EXERCISE AIM
From the entries that follow, pick out all lines holding "spec".
▬▬▬
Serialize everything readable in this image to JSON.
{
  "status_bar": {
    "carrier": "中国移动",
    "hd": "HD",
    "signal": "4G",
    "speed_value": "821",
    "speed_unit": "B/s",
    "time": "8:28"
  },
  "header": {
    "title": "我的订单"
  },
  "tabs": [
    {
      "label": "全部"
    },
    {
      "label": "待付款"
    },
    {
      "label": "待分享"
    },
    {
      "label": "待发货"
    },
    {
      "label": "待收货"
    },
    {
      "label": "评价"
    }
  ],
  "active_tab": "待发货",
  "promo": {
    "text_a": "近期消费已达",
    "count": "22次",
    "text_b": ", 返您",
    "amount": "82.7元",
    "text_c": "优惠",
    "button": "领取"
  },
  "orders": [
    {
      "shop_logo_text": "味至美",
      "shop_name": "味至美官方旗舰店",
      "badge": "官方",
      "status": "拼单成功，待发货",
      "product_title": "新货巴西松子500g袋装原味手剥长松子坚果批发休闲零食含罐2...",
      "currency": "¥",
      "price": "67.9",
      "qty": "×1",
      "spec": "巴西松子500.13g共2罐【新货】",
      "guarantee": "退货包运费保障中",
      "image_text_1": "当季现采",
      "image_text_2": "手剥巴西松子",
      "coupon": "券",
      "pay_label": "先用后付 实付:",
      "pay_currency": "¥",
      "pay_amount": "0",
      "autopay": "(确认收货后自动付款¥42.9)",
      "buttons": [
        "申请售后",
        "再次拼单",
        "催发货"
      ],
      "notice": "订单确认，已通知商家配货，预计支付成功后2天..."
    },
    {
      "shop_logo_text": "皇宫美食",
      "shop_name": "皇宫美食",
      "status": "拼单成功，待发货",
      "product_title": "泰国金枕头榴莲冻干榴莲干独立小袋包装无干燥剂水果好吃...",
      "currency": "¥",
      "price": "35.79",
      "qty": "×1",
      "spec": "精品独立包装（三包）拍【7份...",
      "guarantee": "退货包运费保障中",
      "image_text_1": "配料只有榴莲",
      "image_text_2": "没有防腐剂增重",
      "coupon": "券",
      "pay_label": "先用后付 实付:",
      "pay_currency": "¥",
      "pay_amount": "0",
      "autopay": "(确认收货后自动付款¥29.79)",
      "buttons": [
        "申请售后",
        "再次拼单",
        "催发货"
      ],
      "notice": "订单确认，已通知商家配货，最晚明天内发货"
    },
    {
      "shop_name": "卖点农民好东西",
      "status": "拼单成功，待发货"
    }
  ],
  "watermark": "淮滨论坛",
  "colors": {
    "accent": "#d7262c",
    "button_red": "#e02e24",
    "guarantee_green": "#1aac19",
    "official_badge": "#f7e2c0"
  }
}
▬▬▬
RESPONSE TO THIS EXERCISE
      "spec": "巴西松子500.13g共2罐【新货】",
      "spec": "精品独立包装（三包）拍【7份...",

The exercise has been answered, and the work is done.